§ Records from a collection
§

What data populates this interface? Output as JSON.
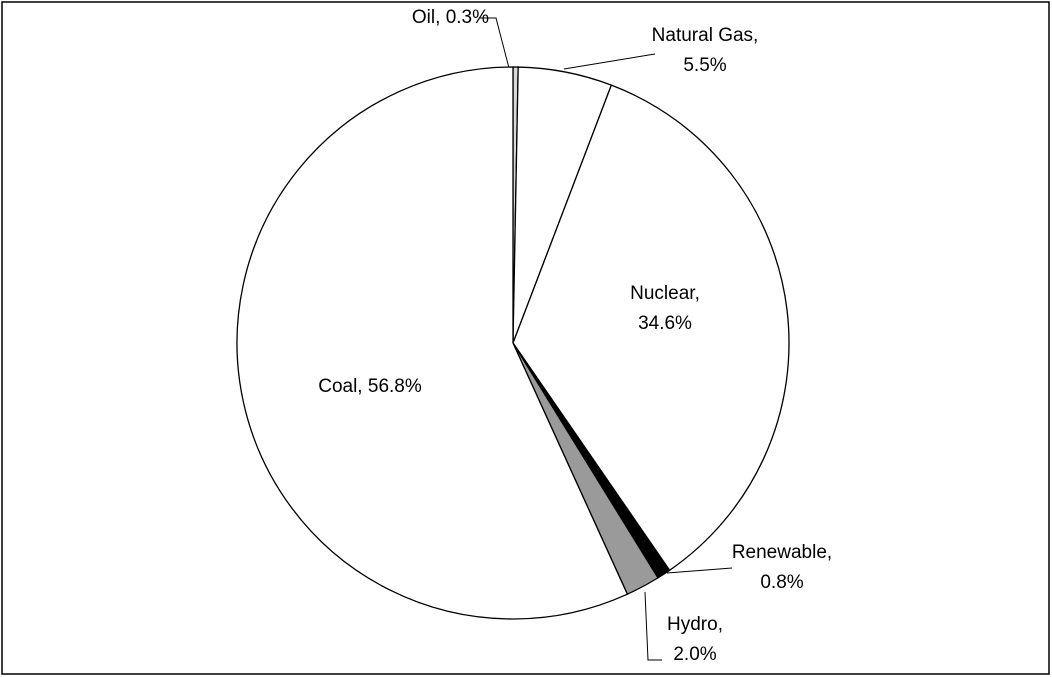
{
  "chart_data": {
    "type": "pie",
    "categories": [
      "Oil,",
      "Natural Gas,",
      "Nuclear,",
      "Renewable,",
      "Hydro,",
      "Coal,"
    ],
    "values": [
      0.3,
      5.5,
      34.6,
      0.8,
      2.0,
      56.8
    ],
    "value_labels": [
      "0.3%",
      "5.5%",
      "34.6%",
      "0.8%",
      "2.0%",
      "56.8%"
    ],
    "colors": [
      "#d8d8d8",
      "#ffffff",
      "#ffffff",
      "#000000",
      "#9a9a9a",
      "#ffffff"
    ]
  }
}
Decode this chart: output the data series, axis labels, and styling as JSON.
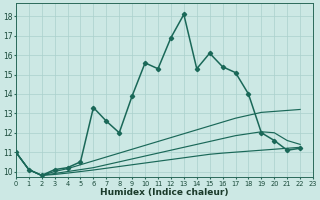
{
  "xlabel": "Humidex (Indice chaleur)",
  "bg_color": "#cce8e4",
  "grid_color": "#aad0cc",
  "line_color": "#1a6858",
  "xlim": [
    0,
    23
  ],
  "ylim": [
    9.7,
    18.7
  ],
  "xtick_vals": [
    0,
    1,
    2,
    3,
    4,
    5,
    6,
    7,
    8,
    9,
    10,
    11,
    12,
    13,
    14,
    15,
    16,
    17,
    18,
    19,
    20,
    21,
    22,
    23
  ],
  "ytick_vals": [
    10,
    11,
    12,
    13,
    14,
    15,
    16,
    17,
    18
  ],
  "series_main": {
    "x": [
      0,
      1,
      2,
      3,
      4,
      5,
      6,
      7,
      8,
      9,
      10,
      11,
      12,
      13,
      14,
      15,
      16,
      17,
      18,
      19,
      20,
      21,
      22
    ],
    "y": [
      11.0,
      10.1,
      9.8,
      10.1,
      10.2,
      10.5,
      13.3,
      12.6,
      12.0,
      13.9,
      15.6,
      15.3,
      16.9,
      18.1,
      15.3,
      16.1,
      15.4,
      15.1,
      14.0,
      12.0,
      11.6,
      11.1,
      11.2
    ]
  },
  "series_smooth": [
    {
      "x": [
        0,
        1,
        2,
        3,
        4,
        5,
        6,
        7,
        8,
        9,
        10,
        11,
        12,
        13,
        14,
        15,
        16,
        17,
        18,
        19,
        20,
        21,
        22
      ],
      "y": [
        11.0,
        10.1,
        9.8,
        10.0,
        10.15,
        10.35,
        10.55,
        10.75,
        10.95,
        11.15,
        11.35,
        11.55,
        11.75,
        11.95,
        12.15,
        12.35,
        12.55,
        12.75,
        12.9,
        13.05,
        13.1,
        13.15,
        13.2
      ]
    },
    {
      "x": [
        0,
        1,
        2,
        3,
        4,
        5,
        6,
        7,
        8,
        9,
        10,
        11,
        12,
        13,
        14,
        15,
        16,
        17,
        18,
        19,
        20,
        21,
        22
      ],
      "y": [
        11.0,
        10.1,
        9.8,
        9.9,
        10.0,
        10.1,
        10.2,
        10.35,
        10.5,
        10.65,
        10.8,
        10.95,
        11.1,
        11.25,
        11.4,
        11.55,
        11.7,
        11.85,
        11.95,
        12.05,
        12.0,
        11.6,
        11.4
      ]
    },
    {
      "x": [
        0,
        1,
        2,
        3,
        4,
        5,
        6,
        7,
        8,
        9,
        10,
        11,
        12,
        13,
        14,
        15,
        16,
        17,
        18,
        19,
        20,
        21,
        22
      ],
      "y": [
        11.0,
        10.1,
        9.8,
        9.85,
        9.92,
        10.0,
        10.08,
        10.17,
        10.26,
        10.35,
        10.44,
        10.53,
        10.62,
        10.71,
        10.8,
        10.89,
        10.95,
        11.0,
        11.05,
        11.1,
        11.15,
        11.2,
        11.25
      ]
    }
  ]
}
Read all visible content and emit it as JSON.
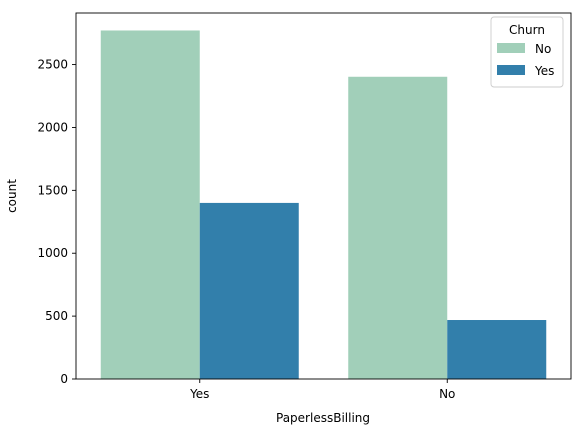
{
  "chart_data": {
    "type": "bar",
    "title": "",
    "xlabel": "PaperlessBilling",
    "ylabel": "count",
    "categories": [
      "Yes",
      "No"
    ],
    "series": [
      {
        "name": "No",
        "values": [
          2771,
          2403
        ],
        "color": "#a1cfb9"
      },
      {
        "name": "Yes",
        "values": [
          1400,
          469
        ],
        "color": "#327fab"
      }
    ],
    "ylim": [
      0,
      2910
    ],
    "yticks": [
      0,
      500,
      1000,
      1500,
      2000,
      2500
    ],
    "legend": {
      "title": "Churn",
      "placement": "top-right"
    },
    "grid": false
  }
}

§

§ STATED GOAL
Gather and return every line that holds the string "this".

§ EXERCISE RESPONSE
What data populates this interface? Output as JSON.
Decode this chart: output the data series, axis labels, and styling as JSON.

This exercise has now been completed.